GIVEN PROBLEM:
For each line below that contains the string "label", copy that line.

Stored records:

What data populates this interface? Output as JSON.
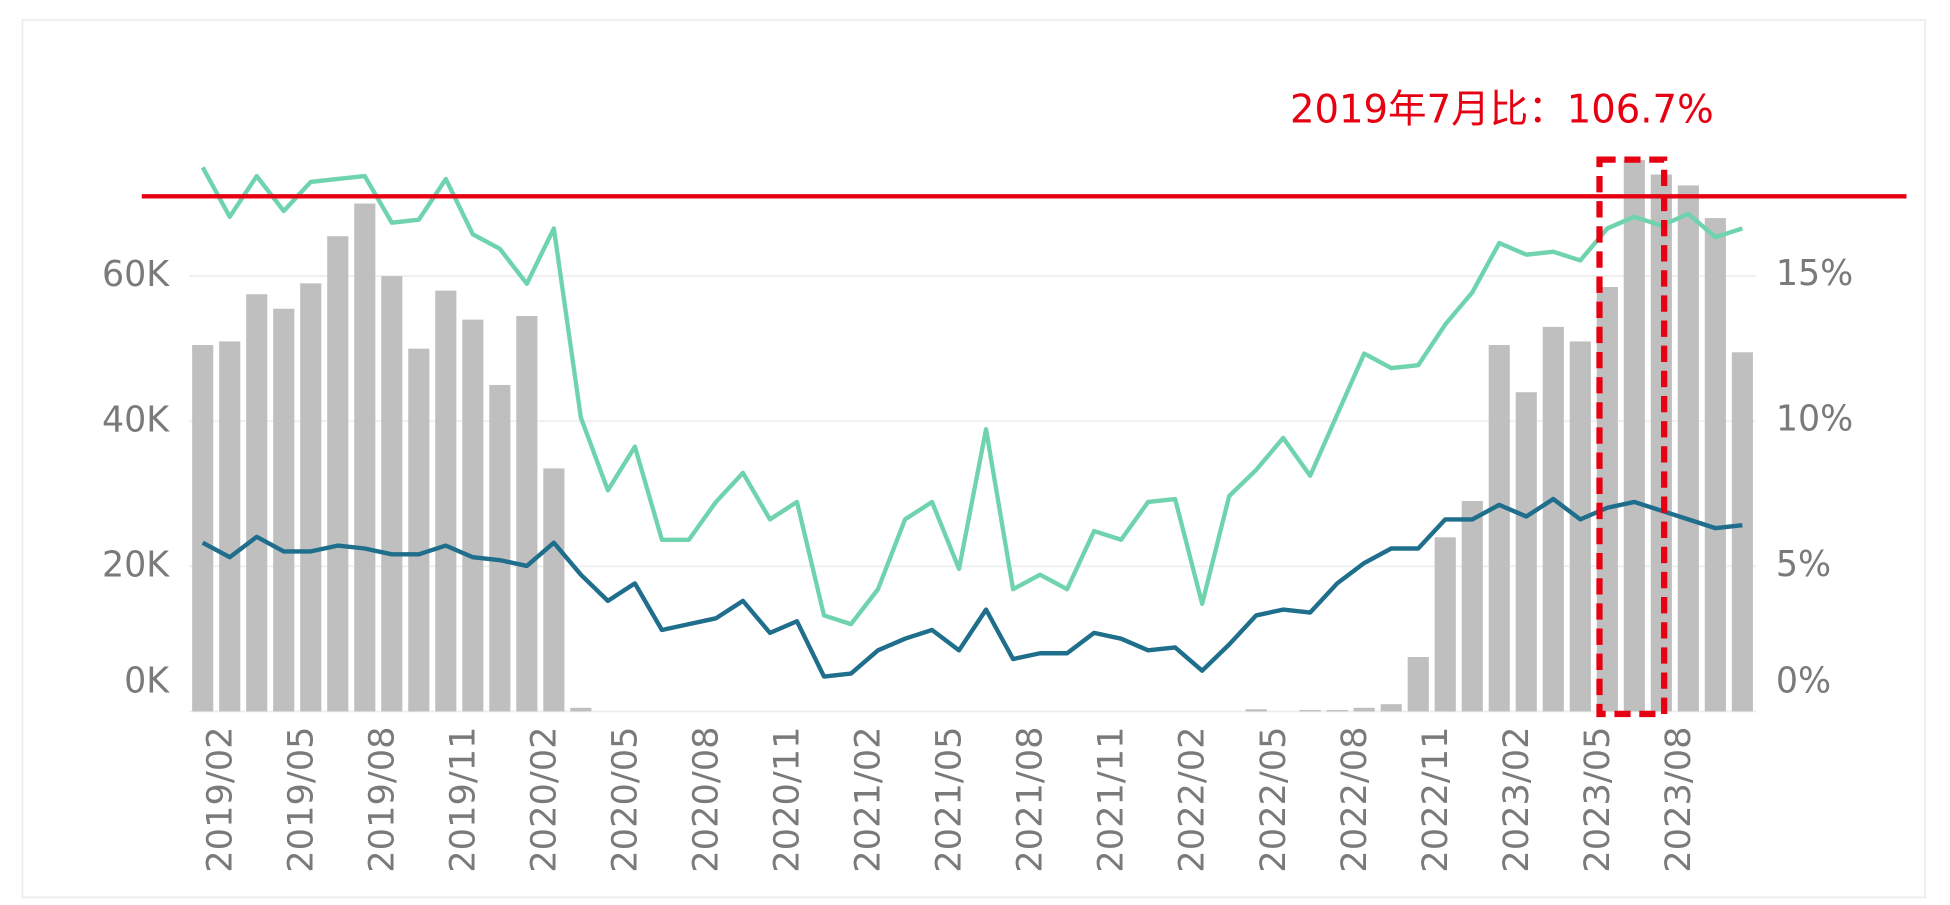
{
  "chart_data": {
    "type": "bar-line",
    "annotation": "2019年7月比：106.7%",
    "reference_line": {
      "value": 71000,
      "color": "#e60012"
    },
    "highlight_index": 53,
    "categories": [
      "2019/02",
      null,
      null,
      "2019/05",
      null,
      null,
      "2019/08",
      null,
      null,
      "2019/11",
      null,
      null,
      "2020/02",
      null,
      null,
      "2020/05",
      null,
      null,
      "2020/08",
      null,
      null,
      "2020/11",
      null,
      null,
      "2021/02",
      null,
      null,
      "2021/05",
      null,
      null,
      "2021/08",
      null,
      null,
      "2021/11",
      null,
      null,
      "2022/02",
      null,
      null,
      "2022/05",
      null,
      null,
      "2022/08",
      null,
      null,
      "2022/11",
      null,
      null,
      "2023/02",
      null,
      null,
      "2023/05",
      null,
      null,
      "2023/08",
      null,
      null,
      null
    ],
    "ylim": [
      0,
      79000
    ],
    "yticks": [
      {
        "value": 0,
        "label": "0K"
      },
      {
        "value": 20000,
        "label": "20K"
      },
      {
        "value": 40000,
        "label": "40K"
      },
      {
        "value": 60000,
        "label": "60K"
      }
    ],
    "y2lim": [
      0,
      19.7
    ],
    "y2ticks": [
      {
        "value": 0,
        "label": "0%"
      },
      {
        "value": 5,
        "label": "5%"
      },
      {
        "value": 10,
        "label": "10%"
      },
      {
        "value": 15,
        "label": "15%"
      }
    ],
    "grid": true,
    "series": [
      {
        "type": "bar",
        "color": "#bfbfbf",
        "values": [
          50500,
          51000,
          57500,
          55500,
          59000,
          65500,
          70000,
          60000,
          50000,
          58000,
          54000,
          45000,
          54500,
          33500,
          500,
          0,
          0,
          0,
          0,
          0,
          0,
          0,
          0,
          0,
          0,
          0,
          0,
          0,
          0,
          0,
          0,
          0,
          0,
          0,
          0,
          0,
          0,
          0,
          0,
          300,
          0,
          200,
          200,
          500,
          1000,
          7500,
          24000,
          29000,
          50500,
          44000,
          53000,
          51000,
          58500,
          76000,
          74000,
          72500,
          68000,
          49500
        ]
      },
      {
        "type": "line",
        "axis": "y2",
        "color": "#6fd4ae",
        "values": [
          18.7,
          17.0,
          18.4,
          17.2,
          18.2,
          18.3,
          18.4,
          16.8,
          16.9,
          18.3,
          16.4,
          15.9,
          14.7,
          16.6,
          10.1,
          7.6,
          9.1,
          5.9,
          5.9,
          7.2,
          8.2,
          6.6,
          7.2,
          3.3,
          3.0,
          4.2,
          6.6,
          7.2,
          4.9,
          9.7,
          4.2,
          4.7,
          4.2,
          6.2,
          5.9,
          7.2,
          7.3,
          3.7,
          7.4,
          8.3,
          9.4,
          8.1,
          10.2,
          12.3,
          11.8,
          11.9,
          13.3,
          14.4,
          16.1,
          15.7,
          15.8,
          15.5,
          16.6,
          17.0,
          16.7,
          17.1,
          16.3,
          16.6
        ]
      },
      {
        "type": "line",
        "axis": "y2",
        "color": "#1f6e8c",
        "values": [
          5.8,
          5.3,
          6.0,
          5.5,
          5.5,
          5.7,
          5.6,
          5.4,
          5.4,
          5.7,
          5.3,
          5.2,
          5.0,
          5.8,
          4.7,
          3.8,
          4.4,
          2.8,
          3.0,
          3.2,
          3.8,
          2.7,
          3.1,
          1.2,
          1.3,
          2.1,
          2.5,
          2.8,
          2.1,
          3.5,
          1.8,
          2.0,
          2.0,
          2.7,
          2.5,
          2.1,
          2.2,
          1.4,
          2.3,
          3.3,
          3.5,
          3.4,
          4.4,
          5.1,
          5.6,
          5.6,
          6.6,
          6.6,
          7.1,
          6.7,
          7.3,
          6.6,
          7.0,
          7.2,
          6.9,
          6.6,
          6.3,
          6.4
        ]
      }
    ]
  }
}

OUTPUT OF THE EXERCISE:
        "label": "0K"
        "label": "20K"
        "label": "40K"
        "label": "60K"
        "label": "0%"
        "label": "5%"
        "label": "10%"
        "label": "15%"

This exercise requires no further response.